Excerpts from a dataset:

────────────────────────────────────────

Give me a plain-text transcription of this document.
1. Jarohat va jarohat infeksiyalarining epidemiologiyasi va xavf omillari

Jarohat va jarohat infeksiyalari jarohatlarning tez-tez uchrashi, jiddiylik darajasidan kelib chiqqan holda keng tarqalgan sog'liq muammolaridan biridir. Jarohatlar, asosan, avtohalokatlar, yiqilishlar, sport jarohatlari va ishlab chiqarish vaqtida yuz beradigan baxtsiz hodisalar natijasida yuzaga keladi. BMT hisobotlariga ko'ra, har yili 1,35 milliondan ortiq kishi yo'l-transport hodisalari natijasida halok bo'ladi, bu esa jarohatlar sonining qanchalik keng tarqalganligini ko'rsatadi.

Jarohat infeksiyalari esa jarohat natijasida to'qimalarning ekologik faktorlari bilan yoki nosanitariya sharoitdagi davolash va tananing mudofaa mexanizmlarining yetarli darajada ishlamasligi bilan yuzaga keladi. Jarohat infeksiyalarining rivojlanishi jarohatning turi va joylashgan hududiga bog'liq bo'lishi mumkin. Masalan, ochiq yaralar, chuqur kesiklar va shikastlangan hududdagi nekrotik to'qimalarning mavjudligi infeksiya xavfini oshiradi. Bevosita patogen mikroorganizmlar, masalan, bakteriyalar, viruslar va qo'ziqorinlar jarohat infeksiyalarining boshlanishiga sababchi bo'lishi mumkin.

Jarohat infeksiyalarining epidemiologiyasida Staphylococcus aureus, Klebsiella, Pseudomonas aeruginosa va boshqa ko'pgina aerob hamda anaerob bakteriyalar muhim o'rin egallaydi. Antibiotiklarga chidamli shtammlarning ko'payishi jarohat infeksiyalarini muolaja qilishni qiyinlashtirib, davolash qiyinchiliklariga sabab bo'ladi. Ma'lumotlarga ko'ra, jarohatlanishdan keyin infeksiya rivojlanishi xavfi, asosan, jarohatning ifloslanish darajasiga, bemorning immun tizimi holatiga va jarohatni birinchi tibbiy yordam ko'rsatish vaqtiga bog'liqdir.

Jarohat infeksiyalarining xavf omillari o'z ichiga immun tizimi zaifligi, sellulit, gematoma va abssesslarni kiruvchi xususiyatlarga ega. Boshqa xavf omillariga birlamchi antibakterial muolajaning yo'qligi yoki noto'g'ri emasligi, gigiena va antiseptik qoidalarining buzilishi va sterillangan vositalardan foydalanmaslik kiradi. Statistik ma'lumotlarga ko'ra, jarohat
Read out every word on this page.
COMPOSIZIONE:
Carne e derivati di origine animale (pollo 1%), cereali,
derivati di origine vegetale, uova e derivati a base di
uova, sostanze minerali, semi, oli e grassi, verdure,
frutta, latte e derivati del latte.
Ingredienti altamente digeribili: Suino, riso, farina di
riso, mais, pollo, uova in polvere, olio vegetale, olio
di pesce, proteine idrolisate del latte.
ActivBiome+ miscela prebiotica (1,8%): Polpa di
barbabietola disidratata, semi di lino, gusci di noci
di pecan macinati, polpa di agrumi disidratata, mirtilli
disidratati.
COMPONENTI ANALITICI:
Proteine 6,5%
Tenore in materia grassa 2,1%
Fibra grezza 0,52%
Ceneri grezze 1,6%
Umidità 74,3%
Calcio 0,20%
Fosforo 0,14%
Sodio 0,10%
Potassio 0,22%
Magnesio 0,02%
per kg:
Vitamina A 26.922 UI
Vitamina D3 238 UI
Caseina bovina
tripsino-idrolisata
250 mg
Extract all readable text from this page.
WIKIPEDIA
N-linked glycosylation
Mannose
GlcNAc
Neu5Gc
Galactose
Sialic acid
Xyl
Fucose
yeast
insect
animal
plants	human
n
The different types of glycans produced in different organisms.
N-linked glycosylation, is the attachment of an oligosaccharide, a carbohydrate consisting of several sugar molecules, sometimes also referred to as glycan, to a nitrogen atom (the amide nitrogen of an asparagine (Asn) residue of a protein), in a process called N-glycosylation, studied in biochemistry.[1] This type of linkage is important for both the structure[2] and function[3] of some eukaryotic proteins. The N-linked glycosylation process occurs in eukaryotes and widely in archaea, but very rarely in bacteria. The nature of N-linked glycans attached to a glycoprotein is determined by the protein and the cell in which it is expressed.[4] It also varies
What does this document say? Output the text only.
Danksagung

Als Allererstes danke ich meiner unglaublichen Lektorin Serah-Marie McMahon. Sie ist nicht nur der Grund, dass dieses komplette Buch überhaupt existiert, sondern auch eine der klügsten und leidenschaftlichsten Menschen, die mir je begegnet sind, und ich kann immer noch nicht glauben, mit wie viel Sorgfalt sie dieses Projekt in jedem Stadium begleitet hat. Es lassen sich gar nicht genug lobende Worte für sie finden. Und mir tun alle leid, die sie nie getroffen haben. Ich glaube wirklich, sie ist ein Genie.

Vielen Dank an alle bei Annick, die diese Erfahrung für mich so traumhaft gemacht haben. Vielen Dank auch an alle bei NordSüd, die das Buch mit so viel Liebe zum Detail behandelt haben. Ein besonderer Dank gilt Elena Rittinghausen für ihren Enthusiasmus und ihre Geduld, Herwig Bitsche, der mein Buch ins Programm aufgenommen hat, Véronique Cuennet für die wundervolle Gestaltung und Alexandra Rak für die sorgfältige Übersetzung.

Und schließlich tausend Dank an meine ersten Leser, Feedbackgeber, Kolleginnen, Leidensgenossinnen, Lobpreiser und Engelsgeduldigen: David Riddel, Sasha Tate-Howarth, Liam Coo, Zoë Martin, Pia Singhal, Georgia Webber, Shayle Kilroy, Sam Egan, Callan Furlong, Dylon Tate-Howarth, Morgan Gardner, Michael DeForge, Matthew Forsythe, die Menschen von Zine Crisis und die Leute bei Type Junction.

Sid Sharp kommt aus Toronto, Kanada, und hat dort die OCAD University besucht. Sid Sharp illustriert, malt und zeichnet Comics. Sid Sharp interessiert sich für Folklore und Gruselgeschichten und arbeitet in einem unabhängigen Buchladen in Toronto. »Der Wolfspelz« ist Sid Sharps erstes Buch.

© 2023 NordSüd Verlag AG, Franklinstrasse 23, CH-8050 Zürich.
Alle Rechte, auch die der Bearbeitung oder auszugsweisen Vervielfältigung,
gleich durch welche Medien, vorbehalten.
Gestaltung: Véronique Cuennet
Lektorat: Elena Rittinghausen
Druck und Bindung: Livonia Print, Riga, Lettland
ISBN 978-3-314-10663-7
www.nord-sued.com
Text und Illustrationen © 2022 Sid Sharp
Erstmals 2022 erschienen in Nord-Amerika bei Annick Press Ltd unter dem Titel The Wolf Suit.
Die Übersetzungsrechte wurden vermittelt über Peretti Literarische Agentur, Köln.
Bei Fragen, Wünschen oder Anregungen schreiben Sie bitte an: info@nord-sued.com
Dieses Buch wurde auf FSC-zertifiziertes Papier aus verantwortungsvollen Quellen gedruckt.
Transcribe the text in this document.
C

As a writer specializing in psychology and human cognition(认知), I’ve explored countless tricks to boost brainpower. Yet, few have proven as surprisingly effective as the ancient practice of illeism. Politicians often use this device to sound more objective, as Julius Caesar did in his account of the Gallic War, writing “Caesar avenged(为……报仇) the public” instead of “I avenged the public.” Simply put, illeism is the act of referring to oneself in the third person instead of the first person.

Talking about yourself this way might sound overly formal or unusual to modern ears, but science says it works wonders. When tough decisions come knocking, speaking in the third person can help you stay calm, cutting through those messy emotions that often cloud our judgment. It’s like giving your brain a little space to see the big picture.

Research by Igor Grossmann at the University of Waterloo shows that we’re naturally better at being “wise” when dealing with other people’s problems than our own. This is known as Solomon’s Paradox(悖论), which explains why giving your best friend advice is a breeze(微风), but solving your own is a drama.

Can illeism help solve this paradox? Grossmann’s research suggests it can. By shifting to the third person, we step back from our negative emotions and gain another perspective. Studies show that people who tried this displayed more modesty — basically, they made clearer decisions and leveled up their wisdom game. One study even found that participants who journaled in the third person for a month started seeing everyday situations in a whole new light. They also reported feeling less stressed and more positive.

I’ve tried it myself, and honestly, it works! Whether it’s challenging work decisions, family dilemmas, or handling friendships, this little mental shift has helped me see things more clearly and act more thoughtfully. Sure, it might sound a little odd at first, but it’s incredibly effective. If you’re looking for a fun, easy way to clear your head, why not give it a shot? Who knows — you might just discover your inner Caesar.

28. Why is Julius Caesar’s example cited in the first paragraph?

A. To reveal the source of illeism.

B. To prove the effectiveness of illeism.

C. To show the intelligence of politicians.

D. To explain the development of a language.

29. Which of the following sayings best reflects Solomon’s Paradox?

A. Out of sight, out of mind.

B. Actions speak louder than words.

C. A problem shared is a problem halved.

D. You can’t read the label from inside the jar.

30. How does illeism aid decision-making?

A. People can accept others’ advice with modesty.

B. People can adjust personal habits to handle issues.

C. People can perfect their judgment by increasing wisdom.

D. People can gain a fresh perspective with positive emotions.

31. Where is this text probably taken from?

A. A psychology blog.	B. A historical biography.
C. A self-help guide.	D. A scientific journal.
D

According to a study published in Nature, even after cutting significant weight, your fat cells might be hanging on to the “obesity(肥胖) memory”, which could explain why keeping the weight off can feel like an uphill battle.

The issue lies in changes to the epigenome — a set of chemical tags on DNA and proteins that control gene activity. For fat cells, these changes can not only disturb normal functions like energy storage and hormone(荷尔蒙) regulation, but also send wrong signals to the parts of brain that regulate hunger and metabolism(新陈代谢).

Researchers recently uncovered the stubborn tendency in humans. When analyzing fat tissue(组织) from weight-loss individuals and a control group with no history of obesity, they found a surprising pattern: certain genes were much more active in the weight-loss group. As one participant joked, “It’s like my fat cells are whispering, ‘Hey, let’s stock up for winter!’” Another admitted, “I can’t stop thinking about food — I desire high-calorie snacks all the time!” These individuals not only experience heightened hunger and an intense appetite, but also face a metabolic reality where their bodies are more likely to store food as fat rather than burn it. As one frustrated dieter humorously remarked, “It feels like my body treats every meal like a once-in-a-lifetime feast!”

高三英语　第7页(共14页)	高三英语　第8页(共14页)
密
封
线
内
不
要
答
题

────────────────────────────────────────

Instructions to follow:
From the data above, count the lines where "latte" occurs and give that figure and nothing else.

Task output:
2